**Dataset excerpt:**
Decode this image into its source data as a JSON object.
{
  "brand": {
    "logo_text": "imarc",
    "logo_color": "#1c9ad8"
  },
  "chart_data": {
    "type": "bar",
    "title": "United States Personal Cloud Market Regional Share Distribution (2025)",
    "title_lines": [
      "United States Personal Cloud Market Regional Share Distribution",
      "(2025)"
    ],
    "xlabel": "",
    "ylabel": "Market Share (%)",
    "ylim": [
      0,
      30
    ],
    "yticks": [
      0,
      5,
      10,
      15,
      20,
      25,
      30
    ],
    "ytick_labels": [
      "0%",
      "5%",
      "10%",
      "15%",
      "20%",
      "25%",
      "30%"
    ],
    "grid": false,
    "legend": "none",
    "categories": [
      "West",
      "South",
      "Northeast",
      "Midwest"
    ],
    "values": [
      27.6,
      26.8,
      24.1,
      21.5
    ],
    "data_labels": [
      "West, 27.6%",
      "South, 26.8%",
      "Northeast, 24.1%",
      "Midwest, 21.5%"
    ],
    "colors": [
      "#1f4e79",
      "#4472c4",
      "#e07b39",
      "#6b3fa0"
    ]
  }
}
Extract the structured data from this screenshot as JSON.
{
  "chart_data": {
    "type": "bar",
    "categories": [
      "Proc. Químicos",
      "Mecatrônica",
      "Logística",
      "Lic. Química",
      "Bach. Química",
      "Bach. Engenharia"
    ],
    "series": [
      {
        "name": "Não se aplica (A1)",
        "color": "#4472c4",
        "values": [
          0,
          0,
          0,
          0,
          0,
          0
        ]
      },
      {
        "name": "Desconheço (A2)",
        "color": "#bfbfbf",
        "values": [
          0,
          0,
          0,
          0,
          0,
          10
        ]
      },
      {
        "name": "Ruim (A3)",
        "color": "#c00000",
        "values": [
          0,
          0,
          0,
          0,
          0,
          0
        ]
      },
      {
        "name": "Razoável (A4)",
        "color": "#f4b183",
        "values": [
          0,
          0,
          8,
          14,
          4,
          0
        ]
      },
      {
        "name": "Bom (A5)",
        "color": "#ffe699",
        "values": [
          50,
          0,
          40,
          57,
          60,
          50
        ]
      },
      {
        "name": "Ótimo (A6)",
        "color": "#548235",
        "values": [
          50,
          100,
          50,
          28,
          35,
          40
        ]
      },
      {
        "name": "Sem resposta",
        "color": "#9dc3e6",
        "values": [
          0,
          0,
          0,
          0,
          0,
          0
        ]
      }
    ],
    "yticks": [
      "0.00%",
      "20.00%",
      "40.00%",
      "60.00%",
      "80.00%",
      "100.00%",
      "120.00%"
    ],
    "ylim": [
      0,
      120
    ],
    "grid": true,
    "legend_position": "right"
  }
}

**INSTRUCTION:** Above are some records; repeat all of them exactly.

**ANSWER BELOW:**
Decode this image into its source data as a JSON object.
{
  "brand": {
    "logo_text": "imarc",
    "logo_color": "#1c9ad8"
  },
  "chart_data": {
    "type": "bar",
    "title": "United States Personal Cloud Market Regional Share Distribution (2025)",
    "title_lines": [
      "United States Personal Cloud Market Regional Share Distribution",
      "(2025)"
    ],
    "xlabel": "",
    "ylabel": "Market Share (%)",
    "ylim": [
      0,
      30
    ],
    "yticks": [
      0,
      5,
      10,
      15,
      20,
      25,
      30
    ],
    "ytick_labels": [
      "0%",
      "5%",
      "10%",
      "15%",
      "20%",
      "25%",
      "30%"
    ],
    "grid": false,
    "legend": "none",
    "categories": [
      "West",
      "South",
      "Northeast",
      "Midwest"
    ],
    "values": [
      27.6,
      26.8,
      24.1,
      21.5
    ],
    "data_labels": [
      "West, 27.6%",
      "South, 26.8%",
      "Northeast, 24.1%",
      "Midwest, 21.5%"
    ],
    "colors": [
      "#1f4e79",
      "#4472c4",
      "#e07b39",
      "#6b3fa0"
    ]
  }
}
Extract the structured data from this screenshot as JSON.
{
  "chart_data": {
    "type": "bar",
    "categories": [
      "Proc. Químicos",
      "Mecatrônica",
      "Logística",
      "Lic. Química",
      "Bach. Química",
      "Bach. Engenharia"
    ],
    "series": [
      {
        "name": "Não se aplica (A1)",
        "color": "#4472c4",
        "values": [
          0,
          0,
          0,
          0,
          0,
          0
        ]
      },
      {
        "name": "Desconheço (A2)",
        "color": "#bfbfbf",
        "values": [
          0,
          0,
          0,
          0,
          0,
          10
        ]
      },
      {
        "name": "Ruim (A3)",
        "color": "#c00000",
        "values": [
          0,
          0,
          0,
          0,
          0,
          0
        ]
      },
      {
        "name": "Razoável (A4)",
        "color": "#f4b183",
        "values": [
          0,
          0,
          8,
          14,
          4,
          0
        ]
      },
      {
        "name": "Bom (A5)",
        "color": "#ffe699",
        "values": [
          50,
          0,
          40,
          57,
          60,
          50
        ]
      },
      {
        "name": "Ótimo (A6)",
        "color": "#548235",
        "values": [
          50,
          100,
          50,
          28,
          35,
          40
        ]
      },
      {
        "name": "Sem resposta",
        "color": "#9dc3e6",
        "values": [
          0,
          0,
          0,
          0,
          0,
          0
        ]
      }
    ],
    "yticks": [
      "0.00%",
      "20.00%",
      "40.00%",
      "60.00%",
      "80.00%",
      "100.00%",
      "120.00%"
    ],
    "ylim": [
      0,
      120
    ],
    "grid": true,
    "legend_position": "right"
  }
}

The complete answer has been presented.